Old, failed economic ideas die slowly.

The political class tends to tinker with their failings to extend their damaging effects.

At present it seems the old world has no reliable model that ‘works’ to deliver wealth and adequate output. At the same time the Chinese model is half-formed and untested.

Since the economic future is more opaque than at any time in the last two centuries, populist political statements of certainty are plainly unsupportable.

In all this the suggestion that Britain will either do better or worse as a free-floating economic island cannot be supported. Certainly in the near future the economic management of each and every region of the world economy will be more unstable, more volatile, less predictable than in the prior periods of ‘closed-loop’ economies.

That applies with force to the economic management of smaller economic states, whatever the nuanced form of capitalism is applied.

IN addition, it can be asserted with some confidence that, as the period of globalization changes over some decades to a period of mature stable power blocks, with currencies, energy supply, resources, populations, socio-political structures, industrial outputs contained in defined borders, then small states that operate outside such structures will have to have – relatively - better educated workers, better managed economic activity, greater capitalization, be more creative, more productive, more resilient, more market responsive and more sophisticated that those great blocks they compete with in order to survive, let alone thrive.  

Who seriously believes the history of the UK since 1945 makes such a scenario a probable outcome?

The distortion of economics by social preconceptions.

The present economic prejudice required global relocation of activity according to perceptions of what should or should not be done in particular places – thus engineering in Germany, agriculture in France, financial services in the USA and the UK, and high technology, movies and software in the USA.

NO matter that this made little sense in terms of the historical competences of the populations, rather it was a mechanism for financial control via banking houses to direct the activity of the globe, and to vastly enrich themselves in the process.

• • • • •

### Problem 1
Write out the passage on economic ideas word for word from "Since the economic" to "capitalism is applied.", including both ends.

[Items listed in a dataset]
• • • • •

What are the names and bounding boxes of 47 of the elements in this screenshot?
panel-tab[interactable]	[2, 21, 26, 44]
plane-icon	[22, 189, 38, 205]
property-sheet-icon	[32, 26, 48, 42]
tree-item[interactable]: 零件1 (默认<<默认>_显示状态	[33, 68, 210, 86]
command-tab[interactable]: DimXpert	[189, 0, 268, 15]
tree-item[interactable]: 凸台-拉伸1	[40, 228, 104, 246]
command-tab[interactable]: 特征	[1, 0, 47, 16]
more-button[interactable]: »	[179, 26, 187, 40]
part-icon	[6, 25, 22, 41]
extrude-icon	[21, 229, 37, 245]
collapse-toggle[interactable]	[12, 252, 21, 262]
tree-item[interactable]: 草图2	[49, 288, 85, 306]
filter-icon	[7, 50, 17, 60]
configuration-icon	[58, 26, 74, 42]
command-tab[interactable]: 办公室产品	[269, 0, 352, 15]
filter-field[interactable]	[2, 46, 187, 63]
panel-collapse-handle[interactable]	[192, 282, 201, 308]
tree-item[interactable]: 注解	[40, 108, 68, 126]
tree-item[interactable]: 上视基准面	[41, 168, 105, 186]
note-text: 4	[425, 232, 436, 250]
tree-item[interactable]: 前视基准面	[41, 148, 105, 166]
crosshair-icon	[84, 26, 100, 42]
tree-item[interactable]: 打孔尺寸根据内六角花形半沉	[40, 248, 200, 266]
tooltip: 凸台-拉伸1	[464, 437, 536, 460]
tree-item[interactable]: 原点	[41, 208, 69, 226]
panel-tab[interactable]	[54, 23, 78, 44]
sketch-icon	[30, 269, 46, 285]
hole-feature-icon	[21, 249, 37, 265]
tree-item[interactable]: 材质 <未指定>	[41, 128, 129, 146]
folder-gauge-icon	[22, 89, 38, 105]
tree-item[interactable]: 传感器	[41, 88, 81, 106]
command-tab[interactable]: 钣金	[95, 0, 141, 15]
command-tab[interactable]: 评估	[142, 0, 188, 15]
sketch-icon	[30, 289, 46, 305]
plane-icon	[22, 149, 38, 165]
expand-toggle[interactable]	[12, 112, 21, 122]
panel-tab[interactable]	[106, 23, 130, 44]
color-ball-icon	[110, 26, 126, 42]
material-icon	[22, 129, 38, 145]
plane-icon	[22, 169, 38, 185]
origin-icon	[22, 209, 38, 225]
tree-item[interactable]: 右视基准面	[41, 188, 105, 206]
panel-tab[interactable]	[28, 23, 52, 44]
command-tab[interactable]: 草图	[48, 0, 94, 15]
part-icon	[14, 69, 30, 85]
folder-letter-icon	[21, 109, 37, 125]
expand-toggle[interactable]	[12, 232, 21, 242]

• • • • •

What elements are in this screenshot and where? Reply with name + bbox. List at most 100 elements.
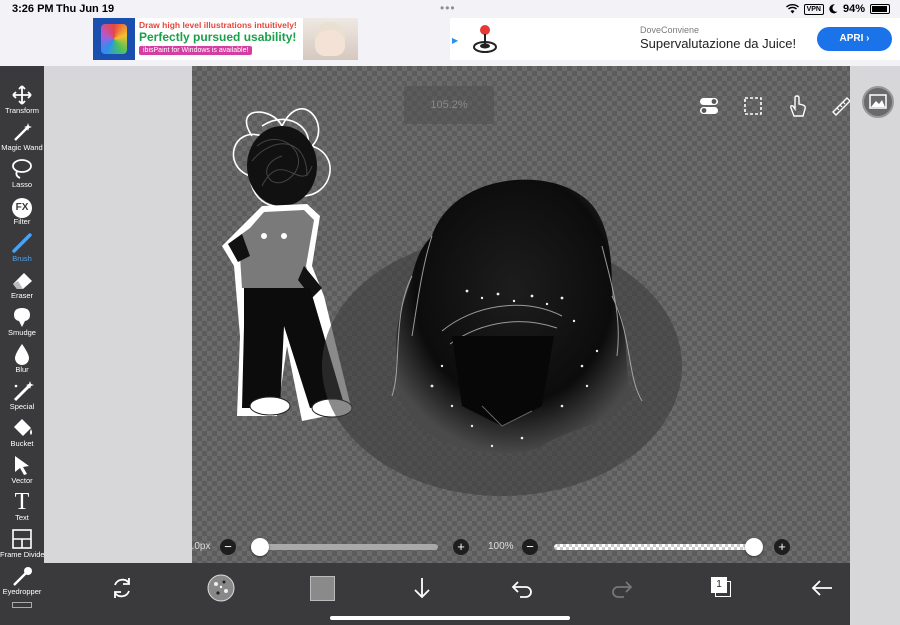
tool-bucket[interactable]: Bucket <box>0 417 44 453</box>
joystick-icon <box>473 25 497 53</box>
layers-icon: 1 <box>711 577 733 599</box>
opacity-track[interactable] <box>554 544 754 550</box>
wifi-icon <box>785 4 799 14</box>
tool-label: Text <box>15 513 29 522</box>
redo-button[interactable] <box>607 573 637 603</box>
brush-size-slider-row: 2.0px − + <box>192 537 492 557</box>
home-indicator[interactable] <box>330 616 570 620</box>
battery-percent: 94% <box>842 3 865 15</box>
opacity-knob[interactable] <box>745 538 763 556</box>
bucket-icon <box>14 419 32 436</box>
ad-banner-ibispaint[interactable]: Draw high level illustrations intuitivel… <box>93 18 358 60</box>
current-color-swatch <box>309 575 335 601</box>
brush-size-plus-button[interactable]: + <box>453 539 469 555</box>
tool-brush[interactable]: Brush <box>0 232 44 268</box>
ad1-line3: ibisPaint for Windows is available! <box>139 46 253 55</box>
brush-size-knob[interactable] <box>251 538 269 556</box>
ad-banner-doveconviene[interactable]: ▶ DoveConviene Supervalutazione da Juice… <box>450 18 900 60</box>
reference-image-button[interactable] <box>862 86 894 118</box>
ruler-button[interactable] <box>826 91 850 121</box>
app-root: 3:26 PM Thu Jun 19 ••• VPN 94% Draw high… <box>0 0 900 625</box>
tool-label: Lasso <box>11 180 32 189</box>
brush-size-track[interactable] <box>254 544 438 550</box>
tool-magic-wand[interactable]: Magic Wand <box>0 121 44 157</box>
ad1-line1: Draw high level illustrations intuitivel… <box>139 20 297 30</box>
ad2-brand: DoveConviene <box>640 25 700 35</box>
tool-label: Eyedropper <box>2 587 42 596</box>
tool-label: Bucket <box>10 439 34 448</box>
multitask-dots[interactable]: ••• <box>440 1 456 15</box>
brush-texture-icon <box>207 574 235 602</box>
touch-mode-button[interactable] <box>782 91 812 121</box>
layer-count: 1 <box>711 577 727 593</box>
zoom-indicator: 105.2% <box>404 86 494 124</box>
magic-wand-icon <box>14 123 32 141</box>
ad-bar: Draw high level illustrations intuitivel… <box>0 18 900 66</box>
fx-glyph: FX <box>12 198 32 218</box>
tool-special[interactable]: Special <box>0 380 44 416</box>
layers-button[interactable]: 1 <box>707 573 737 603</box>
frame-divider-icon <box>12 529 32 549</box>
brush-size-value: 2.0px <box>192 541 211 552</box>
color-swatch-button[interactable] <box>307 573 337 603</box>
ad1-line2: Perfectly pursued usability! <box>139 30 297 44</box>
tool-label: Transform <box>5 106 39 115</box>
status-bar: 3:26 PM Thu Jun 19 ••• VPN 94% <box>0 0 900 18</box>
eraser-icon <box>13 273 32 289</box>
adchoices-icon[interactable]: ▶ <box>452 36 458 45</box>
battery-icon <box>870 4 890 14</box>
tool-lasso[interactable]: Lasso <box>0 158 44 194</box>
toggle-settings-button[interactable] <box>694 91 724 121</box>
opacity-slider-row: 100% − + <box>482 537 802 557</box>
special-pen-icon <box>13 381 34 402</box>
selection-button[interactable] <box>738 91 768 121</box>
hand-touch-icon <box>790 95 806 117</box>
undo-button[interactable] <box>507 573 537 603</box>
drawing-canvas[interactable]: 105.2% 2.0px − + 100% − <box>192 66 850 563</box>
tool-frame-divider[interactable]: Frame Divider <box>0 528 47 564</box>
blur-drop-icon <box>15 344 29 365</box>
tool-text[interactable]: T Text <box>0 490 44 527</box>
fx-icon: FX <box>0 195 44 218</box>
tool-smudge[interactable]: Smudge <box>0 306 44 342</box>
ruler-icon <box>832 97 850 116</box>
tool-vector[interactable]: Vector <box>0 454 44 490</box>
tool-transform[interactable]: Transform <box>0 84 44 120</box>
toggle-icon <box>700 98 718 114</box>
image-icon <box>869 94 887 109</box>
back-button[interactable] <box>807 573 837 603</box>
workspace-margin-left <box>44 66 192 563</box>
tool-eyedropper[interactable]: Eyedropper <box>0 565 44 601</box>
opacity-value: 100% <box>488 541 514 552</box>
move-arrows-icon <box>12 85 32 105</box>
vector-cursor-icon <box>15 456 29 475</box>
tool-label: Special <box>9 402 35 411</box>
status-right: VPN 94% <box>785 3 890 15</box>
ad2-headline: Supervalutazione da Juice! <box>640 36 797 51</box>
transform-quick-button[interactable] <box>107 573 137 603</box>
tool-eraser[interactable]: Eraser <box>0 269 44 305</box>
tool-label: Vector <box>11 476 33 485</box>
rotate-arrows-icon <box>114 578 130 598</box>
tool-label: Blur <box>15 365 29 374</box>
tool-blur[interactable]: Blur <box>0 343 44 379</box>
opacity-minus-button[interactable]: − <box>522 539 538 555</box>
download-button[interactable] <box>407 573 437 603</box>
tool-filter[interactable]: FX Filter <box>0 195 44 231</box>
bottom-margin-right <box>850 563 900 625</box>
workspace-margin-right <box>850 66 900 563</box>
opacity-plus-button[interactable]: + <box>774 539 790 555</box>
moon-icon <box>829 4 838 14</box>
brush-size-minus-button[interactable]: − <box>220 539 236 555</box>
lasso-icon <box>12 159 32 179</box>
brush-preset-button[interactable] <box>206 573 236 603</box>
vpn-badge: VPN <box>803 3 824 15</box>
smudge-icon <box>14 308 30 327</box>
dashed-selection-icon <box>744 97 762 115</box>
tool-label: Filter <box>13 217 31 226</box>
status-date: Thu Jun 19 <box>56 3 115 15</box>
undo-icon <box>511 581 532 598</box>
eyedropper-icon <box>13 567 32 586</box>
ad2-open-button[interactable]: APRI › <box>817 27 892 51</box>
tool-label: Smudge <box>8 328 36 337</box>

• • • • •

### Problem 2
In the entries, give again word for word every line from the one containing "tool-bucket[interactable]: Bucket <box>0" to the one containing "ad-banner-ibispaint[interactable]: Draw high", with both of those lines included. Give only those lines.

### Output 1
Since the economic future is more opaque than at any time in the last two centuries, populist political statements of certainty are plainly unsupportable.

In all this the suggestion that Britain will either do better or worse as a free-floating economic island cannot be supported. Certainly in the near future the economic management of each and every region of the world economy will be more unstable, more volatile, less predictable than in the prior periods of ‘closed-loop’ economies.

That applies with force to the economic management of smaller economic states, whatever the nuanced form of capitalism is applied.

### Output 2
tool-bucket[interactable]: Bucket <box>0 417 44 453</box>
joystick-icon <box>473 25 497 53</box>
layers-icon: 1 <box>711 577 733 599</box>
opacity-track[interactable] <box>554 544 754 550</box>
wifi-icon <box>785 4 799 14</box>
tool-label: Text <box>15 513 29 522</box>
redo-button[interactable] <box>607 573 637 603</box>
brush-size-slider-row: 2.0px − + <box>192 537 492 557</box>
home-indicator[interactable] <box>330 616 570 620</box>
battery-percent: 94% <box>842 3 865 15</box>
opacity-knob[interactable] <box>745 538 763 556</box>
bucket-icon <box>14 419 32 436</box>
ad-banner-ibispaint[interactable]: Draw high level illustrations intuitivel… <box>93 18 358 60</box>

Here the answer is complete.